Author Archive: Andrew

Another New Year Goal Post [Beer]

Ahh, the new year.  The time every blogger writes a post filled with resolutions that they never get around to tracking or caring about.  And I run three blogs on four topics (since this blog is both running and beer), so this is one out of four.

I’m a little different, I actually care about my goals. I’ve been thinking about the content of the goals for a few weeks, because there is some real importance to them to my brewing.  So here they are…

1. Build a Better Brewing Area

My wife does not like the smell of wort, and my stove cannot heat 5+ gallons of wort very well.  In fact, in my last post I lamented about the brewing situation.  This will change, and it will change soon.

2. Unlock All of the Style Badges on Untappd

In becoming a homebrewer, I’ve thought A LOT about different beer styles.  However, I’m definitely biased towards IPAs, Pale Ales, and Amber Ales.  I want to change that for a variety of reasons, but mostly because I believe someone that is truly a brewer (whether professional or homebrewer) should have a well developed palate to know about beer.  The list below is what is left at the time of typing (which is a few days before New Year’s Day, when I set this to post), and these will change before then because the last time I went to the good beer store I bought 1 IPA and 5 other beers).

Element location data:

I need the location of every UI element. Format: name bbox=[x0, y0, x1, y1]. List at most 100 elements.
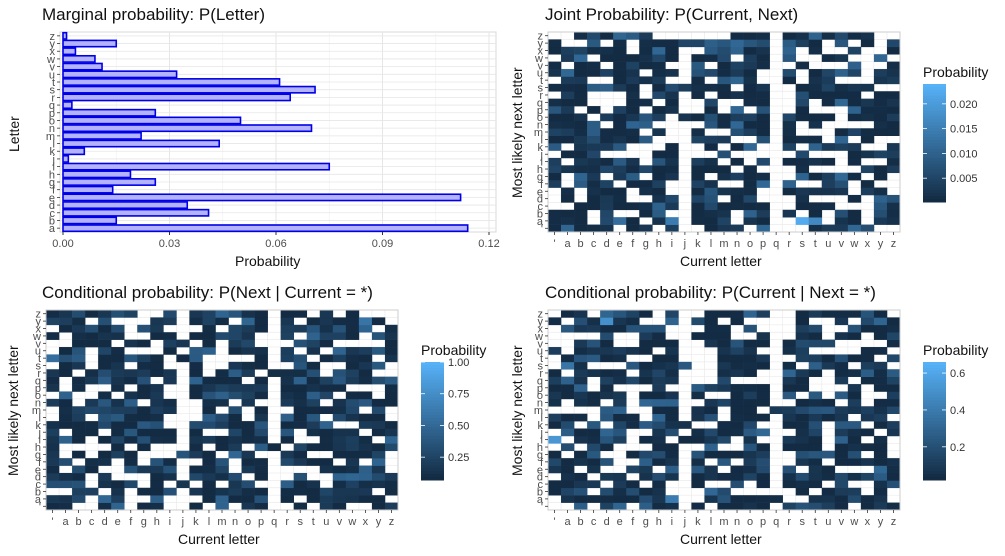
cond_current-cell-b-j bbox=[574, 428, 588, 437]
cond_next-cell-c-r bbox=[85, 369, 99, 377]
cond_current-cell-x-l bbox=[860, 413, 875, 422]
joint-cell-i-w bbox=[665, 54, 679, 62]
cond_current-cell-a-a bbox=[561, 495, 575, 503]
cond_next-cell-w-e bbox=[345, 465, 360, 474]
cond_next-legend-step bbox=[421, 379, 444, 384]
cond_next-cell-o-j bbox=[241, 428, 255, 437]
cond_current-cell-d-w bbox=[600, 332, 614, 340]
cond_current-cell-v-w bbox=[834, 332, 849, 340]
cond_next-legend-step bbox=[421, 406, 444, 410]
cond_next-legend-step bbox=[421, 400, 444, 404]
cond_current-cell-f-s bbox=[626, 361, 640, 370]
cond_next-cell-w-x bbox=[345, 324, 360, 333]
cond_next-cell-c-e bbox=[85, 465, 99, 474]
joint-cell-c-e bbox=[587, 187, 601, 196]
cond_next-x-tick-label: p bbox=[258, 516, 264, 528]
cond_next-cell-b-d bbox=[72, 472, 86, 481]
cond_current-cell-u-d bbox=[821, 472, 836, 481]
joint-cell-l-n bbox=[704, 120, 718, 129]
cond_current-cell-y-n bbox=[873, 398, 888, 407]
joint-legend-step bbox=[923, 184, 946, 188]
cond_current-y-tick-label: r bbox=[539, 368, 543, 380]
joint-cell-i-c bbox=[665, 202, 679, 211]
joint-cell-l-a bbox=[704, 217, 718, 225]
cond_next-cell-f-k bbox=[124, 421, 138, 429]
cond_next-cell-n-o bbox=[228, 391, 242, 400]
joint-cell-c-x bbox=[587, 46, 601, 55]
cond_current-cell-k-y bbox=[691, 317, 705, 326]
joint-cell-t-t bbox=[808, 76, 823, 85]
cond_next-cell-b-a bbox=[72, 495, 86, 503]
cond_current-cell-k-w bbox=[691, 332, 705, 340]
cond_next-cell-a-l bbox=[59, 413, 73, 422]
joint-cell-t-r bbox=[808, 91, 823, 99]
cond_current-cell-c-y bbox=[587, 317, 601, 326]
cond_next-cell-n-l bbox=[228, 413, 242, 422]
cond_next-cell-i-r bbox=[163, 369, 177, 377]
cond_next-x-tick-label: z bbox=[389, 516, 395, 528]
joint-cell-x-e bbox=[860, 187, 875, 196]
cond_next-cell-s-r bbox=[293, 369, 308, 377]
joint-cell-b-o bbox=[574, 113, 588, 122]
joint-cell-s-s bbox=[795, 83, 810, 92]
cond_current-cell-o-r bbox=[743, 369, 757, 377]
cond_next-cell-s-p bbox=[293, 384, 308, 392]
cond_next-cell-o-' bbox=[241, 502, 255, 511]
joint-x-tick-label: b bbox=[578, 238, 584, 250]
joint-x-tick-label: r bbox=[787, 238, 791, 250]
cond_next-legend-step bbox=[421, 418, 444, 422]
cond_current-cell-s-r bbox=[795, 369, 810, 377]
joint-cell-o-f bbox=[743, 180, 757, 188]
cond_next-cell-'-k bbox=[46, 421, 60, 429]
marginal-bar-g bbox=[62, 178, 157, 186]
cond_next-cell-b-g bbox=[72, 450, 86, 459]
cond_next-cell-x-y bbox=[358, 317, 373, 326]
cond_next-legend-step bbox=[421, 441, 444, 446]
cond_current-y-tick-label: d bbox=[537, 472, 543, 484]
cond_current-cell-m-q bbox=[717, 376, 731, 385]
cond_current-cell-t-i bbox=[808, 435, 823, 444]
cond_next-x-tick-label: a bbox=[62, 516, 69, 528]
cond_current-cell-v-r bbox=[834, 369, 849, 377]
joint-x-tick-label: t bbox=[814, 238, 817, 250]
cond_next-cell-f-n bbox=[124, 398, 138, 407]
cond_current-cell-l-n bbox=[704, 398, 718, 407]
joint-cell-'-y bbox=[548, 39, 562, 48]
cond_next-cell-f-c bbox=[124, 480, 138, 489]
cond_next-cell-r-r bbox=[280, 369, 295, 377]
joint-cell-i-r bbox=[665, 91, 679, 99]
cond_current-cell-s-z bbox=[795, 310, 810, 318]
cond_next-cell-v-' bbox=[332, 502, 347, 511]
cond_current-cell-n-e bbox=[730, 465, 744, 474]
cond_next-legend-label: 0.50 bbox=[448, 420, 469, 432]
cond_current-cell-x-r bbox=[860, 369, 875, 377]
joint-cell-h-y bbox=[652, 39, 666, 48]
joint-cell-c-z bbox=[587, 32, 601, 40]
joint-cell-m-s bbox=[717, 83, 731, 92]
joint-y-tick-label: p bbox=[537, 105, 543, 117]
joint-cell-t-b bbox=[808, 209, 823, 218]
joint-cell-v-q bbox=[834, 98, 849, 107]
cond_current-cell-n-n bbox=[730, 398, 744, 407]
cond_current-y-tick-label: q bbox=[537, 375, 543, 387]
joint-cell-o-x bbox=[743, 46, 757, 55]
joint-legend-step bbox=[923, 143, 946, 147]
cond_next-cell-u-a bbox=[319, 495, 334, 503]
cond_next-cell-d-r bbox=[98, 369, 112, 377]
cond_next-cell-y-m bbox=[371, 406, 386, 415]
cond_next-cell-f-o bbox=[124, 391, 138, 400]
joint-cell-v-l bbox=[834, 135, 849, 144]
cond_current-cell-m-v bbox=[717, 339, 731, 348]
cond_current-x-tick-label: ' bbox=[553, 516, 555, 528]
cond_current-cell-r-e bbox=[782, 465, 797, 474]
cond_next-x-tick-label: r bbox=[285, 516, 289, 528]
joint-cell-d-o bbox=[600, 113, 614, 122]
cond_current-cell-v-b bbox=[834, 487, 849, 496]
cond_next-cell-e-t bbox=[111, 354, 125, 363]
joint-cell-x-y bbox=[860, 39, 875, 48]
joint-cell-k-l bbox=[691, 135, 705, 144]
cond_current-cell-b-l bbox=[574, 413, 588, 422]
cond_current-cell-s-y bbox=[795, 317, 810, 326]
cond_next-cell-b-w bbox=[72, 332, 86, 340]
cond_next-cell-p-b bbox=[254, 487, 268, 496]
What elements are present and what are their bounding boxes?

[Work to complete]
1/ Reproduce word for word a portion of the beer goals post, beginning at the words "1. Build a Better" and stopping after the words "5 other beers).".
2/ Using the beer goals post, answer these:
(a) How many blogs does the writer run?
(b) What does the writer's wife dislike the smell of?
(c) Which three beer styles is the writer biased towards?

[Written responses]
1/
1. Build a Better Brewing Area

My wife does not like the smell of wort, and my stove cannot heat 5+ gallons of wort very well.  In fact, in my last post I lamented about the brewing situation.  This will change, and it will change soon.

2. Unlock All of the Style Badges on Untappd

In becoming a homebrewer, I’ve thought A LOT about different beer styles.  However, I’m definitely biased towards IPAs, Pale Ales, and Amber Ales.  I want to change that for a variety of reasons, but mostly because I believe someone that is truly a brewer (whether professional or homebrewer) should have a well developed palate to know about beer.  The list below is what is left at the time of typing (which is a few days before New Year’s Day, when I set this to post), and these will change before then because the last time I went to the good beer store I bought 1 IPA and 5 other beers).

2/
(a) Three
(b) Wort
(c) IPAs, Pale Ales, and Amber Ales